● TASK DIRECTIONS
Give all of the lines again exactly as they read.

******************************

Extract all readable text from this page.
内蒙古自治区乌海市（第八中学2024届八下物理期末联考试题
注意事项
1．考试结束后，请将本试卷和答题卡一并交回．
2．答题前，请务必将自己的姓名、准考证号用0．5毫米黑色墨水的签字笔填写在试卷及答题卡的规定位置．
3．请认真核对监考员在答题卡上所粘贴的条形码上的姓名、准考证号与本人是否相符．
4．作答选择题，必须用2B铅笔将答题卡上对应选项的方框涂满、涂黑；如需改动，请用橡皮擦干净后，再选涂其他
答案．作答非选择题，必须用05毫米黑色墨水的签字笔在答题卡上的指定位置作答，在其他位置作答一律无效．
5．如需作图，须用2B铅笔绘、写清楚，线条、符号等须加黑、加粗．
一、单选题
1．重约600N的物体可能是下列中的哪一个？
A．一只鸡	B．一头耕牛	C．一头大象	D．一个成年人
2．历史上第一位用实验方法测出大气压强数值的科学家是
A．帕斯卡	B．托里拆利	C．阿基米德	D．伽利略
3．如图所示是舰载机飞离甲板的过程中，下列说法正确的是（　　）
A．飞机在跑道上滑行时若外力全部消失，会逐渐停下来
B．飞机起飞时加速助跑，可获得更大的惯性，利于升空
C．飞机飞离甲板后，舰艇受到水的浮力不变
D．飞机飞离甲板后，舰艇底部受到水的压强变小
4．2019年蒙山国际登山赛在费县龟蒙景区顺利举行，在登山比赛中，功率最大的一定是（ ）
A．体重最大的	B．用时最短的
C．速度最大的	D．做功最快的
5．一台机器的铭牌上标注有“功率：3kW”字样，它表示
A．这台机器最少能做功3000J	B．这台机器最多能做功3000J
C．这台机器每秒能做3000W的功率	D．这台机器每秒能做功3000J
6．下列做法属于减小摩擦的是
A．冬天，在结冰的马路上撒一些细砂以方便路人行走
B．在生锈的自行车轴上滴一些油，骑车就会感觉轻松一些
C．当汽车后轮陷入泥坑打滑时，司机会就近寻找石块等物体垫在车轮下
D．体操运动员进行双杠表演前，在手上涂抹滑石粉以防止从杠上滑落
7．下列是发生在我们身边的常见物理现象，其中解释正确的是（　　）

******************************

● EXERCISE RESULT
Extract all readable text from this page.
内蒙古自治区乌海市（第八中学2024届八下物理期末联考试题
注意事项
1．考试结束后，请将本试卷和答题卡一并交回．
2．答题前，请务必将自己的姓名、准考证号用0．5毫米黑色墨水的签字笔填写在试卷及答题卡的规定位置．
3．请认真核对监考员在答题卡上所粘贴的条形码上的姓名、准考证号与本人是否相符．
4．作答选择题，必须用2B铅笔将答题卡上对应选项的方框涂满、涂黑；如需改动，请用橡皮擦干净后，再选涂其他
答案．作答非选择题，必须用05毫米黑色墨水的签字笔在答题卡上的指定位置作答，在其他位置作答一律无效．
5．如需作图，须用2B铅笔绘、写清楚，线条、符号等须加黑、加粗．
一、单选题
1．重约600N的物体可能是下列中的哪一个？
A．一只鸡	B．一头耕牛	C．一头大象	D．一个成年人
2．历史上第一位用实验方法测出大气压强数值的科学家是
A．帕斯卡	B．托里拆利	C．阿基米德	D．伽利略
3．如图所示是舰载机飞离甲板的过程中，下列说法正确的是（　　）
A．飞机在跑道上滑行时若外力全部消失，会逐渐停下来
B．飞机起飞时加速助跑，可获得更大的惯性，利于升空
C．飞机飞离甲板后，舰艇受到水的浮力不变
D．飞机飞离甲板后，舰艇底部受到水的压强变小
4．2019年蒙山国际登山赛在费县龟蒙景区顺利举行，在登山比赛中，功率最大的一定是（ ）
A．体重最大的	B．用时最短的
C．速度最大的	D．做功最快的
5．一台机器的铭牌上标注有“功率：3kW”字样，它表示
A．这台机器最少能做功3000J	B．这台机器最多能做功3000J
C．这台机器每秒能做3000W的功率	D．这台机器每秒能做功3000J
6．下列做法属于减小摩擦的是
A．冬天，在结冰的马路上撒一些细砂以方便路人行走
B．在生锈的自行车轴上滴一些油，骑车就会感觉轻松一些
C．当汽车后轮陷入泥坑打滑时，司机会就近寻找石块等物体垫在车轮下
D．体操运动员进行双杠表演前，在手上涂抹滑石粉以防止从杠上滑落
7．下列是发生在我们身边的常见物理现象，其中解释正确的是（　　）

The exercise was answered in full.